Recorded data:
+===+

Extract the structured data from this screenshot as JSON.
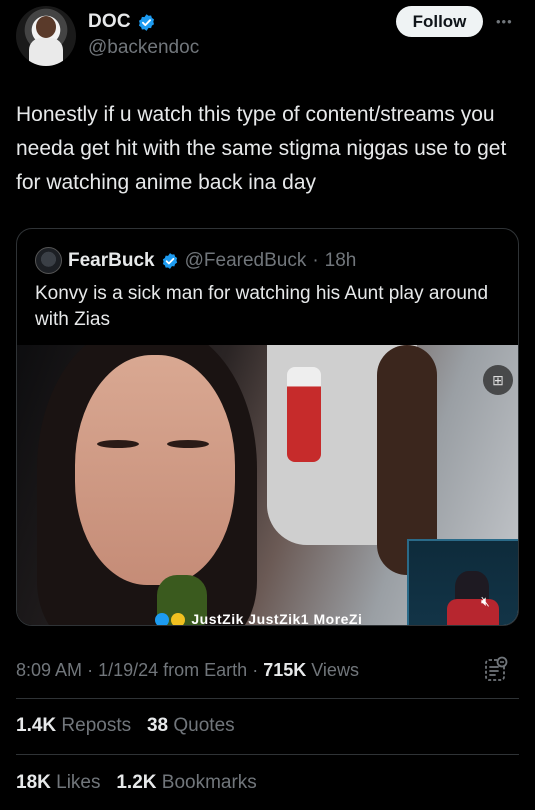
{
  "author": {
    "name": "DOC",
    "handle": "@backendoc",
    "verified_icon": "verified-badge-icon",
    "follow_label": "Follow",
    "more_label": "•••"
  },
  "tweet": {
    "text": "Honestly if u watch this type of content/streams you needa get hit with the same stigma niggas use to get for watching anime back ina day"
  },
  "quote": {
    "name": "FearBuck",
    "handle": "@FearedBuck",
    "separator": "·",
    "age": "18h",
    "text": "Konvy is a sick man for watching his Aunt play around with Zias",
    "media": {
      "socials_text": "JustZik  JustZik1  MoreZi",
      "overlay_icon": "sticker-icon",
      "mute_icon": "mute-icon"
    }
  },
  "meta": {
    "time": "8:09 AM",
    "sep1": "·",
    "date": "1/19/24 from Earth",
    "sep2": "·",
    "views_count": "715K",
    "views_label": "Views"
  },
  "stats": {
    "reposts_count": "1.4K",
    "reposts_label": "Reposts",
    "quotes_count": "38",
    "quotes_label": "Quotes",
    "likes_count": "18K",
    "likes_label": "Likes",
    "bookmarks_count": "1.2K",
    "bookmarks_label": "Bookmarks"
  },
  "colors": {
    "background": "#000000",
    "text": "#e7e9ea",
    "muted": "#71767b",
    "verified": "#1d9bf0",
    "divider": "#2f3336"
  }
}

+===+

Reproduce the records, all of them, word for word; omit the pictures.

Extract the structured data from this screenshot as JSON.
{
  "author": {
    "name": "DOC",
    "handle": "@backendoc",
    "verified_icon": "verified-badge-icon",
    "follow_label": "Follow",
    "more_label": "•••"
  },
  "tweet": {
    "text": "Honestly if u watch this type of content/streams you needa get hit with the same stigma niggas use to get for watching anime back ina day"
  },
  "quote": {
    "name": "FearBuck",
    "handle": "@FearedBuck",
    "separator": "·",
    "age": "18h",
    "text": "Konvy is a sick man for watching his Aunt play around with Zias",
    "media": {
      "socials_text": "JustZik  JustZik1  MoreZi",
      "overlay_icon": "sticker-icon",
      "mute_icon": "mute-icon"
    }
  },
  "meta": {
    "time": "8:09 AM",
    "sep1": "·",
    "date": "1/19/24 from Earth",
    "sep2": "·",
    "views_count": "715K",
    "views_label": "Views"
  },
  "stats": {
    "reposts_count": "1.4K",
    "reposts_label": "Reposts",
    "quotes_count": "38",
    "quotes_label": "Quotes",
    "likes_count": "18K",
    "likes_label": "Likes",
    "bookmarks_count": "1.2K",
    "bookmarks_label": "Bookmarks"
  },
  "colors": {
    "background": "#000000",
    "text": "#e7e9ea",
    "muted": "#71767b",
    "verified": "#1d9bf0",
    "divider": "#2f3336"
  }
}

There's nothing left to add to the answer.